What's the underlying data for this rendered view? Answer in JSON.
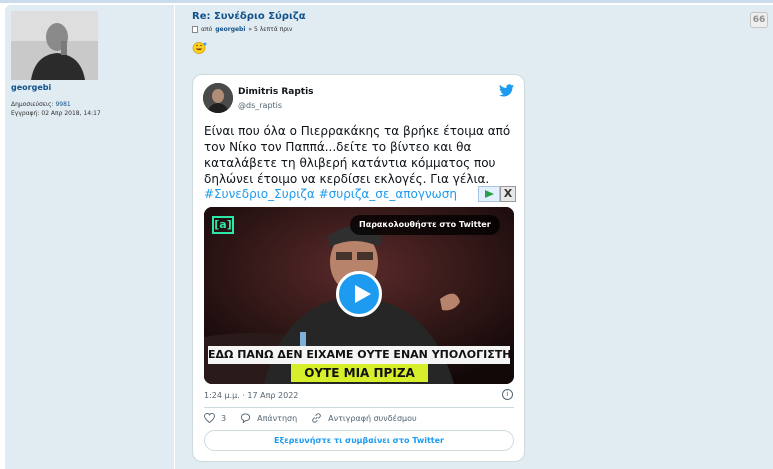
{
  "profile": {
    "username": "georgebi",
    "posts_label": "Δημοσιεύσεις:",
    "posts_value": "9981",
    "registered_label": "Εγγραφή:",
    "registered_value": "02 Απρ 2018, 14:17"
  },
  "post": {
    "title": "Re: Συνέδριο Σύριζα",
    "author_prefix": "από",
    "author": "georgebi",
    "time_suffix": "» 5 λεπτά πριν",
    "quote_label": "66",
    "smiley_icon": "laughing-smiley-icon"
  },
  "tweet": {
    "name": "Dimitris Raptis",
    "handle": "@ds_raptis",
    "text": "Είναι που όλα ο Πιερρακάκης τα βρήκε έτοιμα από τον Νίκο τον Παππά...δείτε το βίντεο και θα καταλάβετε τη θλιβερή κατάντια κόμματος που δηλώνει έτοιμο να κερδίσει εκλογές. Για γέλια.",
    "hashtags": "#Συνεδριο_Συριζα #συριζα_σε_απογνωση",
    "watch_label": "Παρακολουθήστε στο Twitter",
    "video_logo": "[a]",
    "subtitle_line1": "ΕΔΩ ΠΑΝΩ ΔΕΝ ΕΙΧΑΜΕ ΟΥΤΕ ΕΝΑΝ ΥΠΟΛΟΓΙΣΤΗ",
    "subtitle_line2": "ΟΥΤΕ ΜΙΑ ΠΡΙΖΑ",
    "timestamp": "1:24 μ.μ. · 17 Απρ 2022",
    "likes": "3",
    "reply_label": "Απάντηση",
    "copy_link_label": "Αντιγραφή συνδέσμου",
    "explore_label": "Εξερευνήστε τι συμβαίνει στο Twitter",
    "info_label": "i",
    "ad_close": "X",
    "accent_color": "#1d9bf0",
    "subtitle_highlight": "#d6ef2a"
  }
}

__________________________________________________

▶ The task
Give an exact reproduction of every line, leaving out any picture.

▶ Correct response
What's the underlying data for this rendered view? Answer in JSON.
{
  "profile": {
    "username": "georgebi",
    "posts_label": "Δημοσιεύσεις:",
    "posts_value": "9981",
    "registered_label": "Εγγραφή:",
    "registered_value": "02 Απρ 2018, 14:17"
  },
  "post": {
    "title": "Re: Συνέδριο Σύριζα",
    "author_prefix": "από",
    "author": "georgebi",
    "time_suffix": "» 5 λεπτά πριν",
    "quote_label": "66",
    "smiley_icon": "laughing-smiley-icon"
  },
  "tweet": {
    "name": "Dimitris Raptis",
    "handle": "@ds_raptis",
    "text": "Είναι που όλα ο Πιερρακάκης τα βρήκε έτοιμα από τον Νίκο τον Παππά...δείτε το βίντεο και θα καταλάβετε τη θλιβερή κατάντια κόμματος που δηλώνει έτοιμο να κερδίσει εκλογές. Για γέλια.",
    "hashtags": "#Συνεδριο_Συριζα #συριζα_σε_απογνωση",
    "watch_label": "Παρακολουθήστε στο Twitter",
    "video_logo": "[a]",
    "subtitle_line1": "ΕΔΩ ΠΑΝΩ ΔΕΝ ΕΙΧΑΜΕ ΟΥΤΕ ΕΝΑΝ ΥΠΟΛΟΓΙΣΤΗ",
    "subtitle_line2": "ΟΥΤΕ ΜΙΑ ΠΡΙΖΑ",
    "timestamp": "1:24 μ.μ. · 17 Απρ 2022",
    "likes": "3",
    "reply_label": "Απάντηση",
    "copy_link_label": "Αντιγραφή συνδέσμου",
    "explore_label": "Εξερευνήστε τι συμβαίνει στο Twitter",
    "info_label": "i",
    "ad_close": "X",
    "accent_color": "#1d9bf0",
    "subtitle_highlight": "#d6ef2a"
  }
}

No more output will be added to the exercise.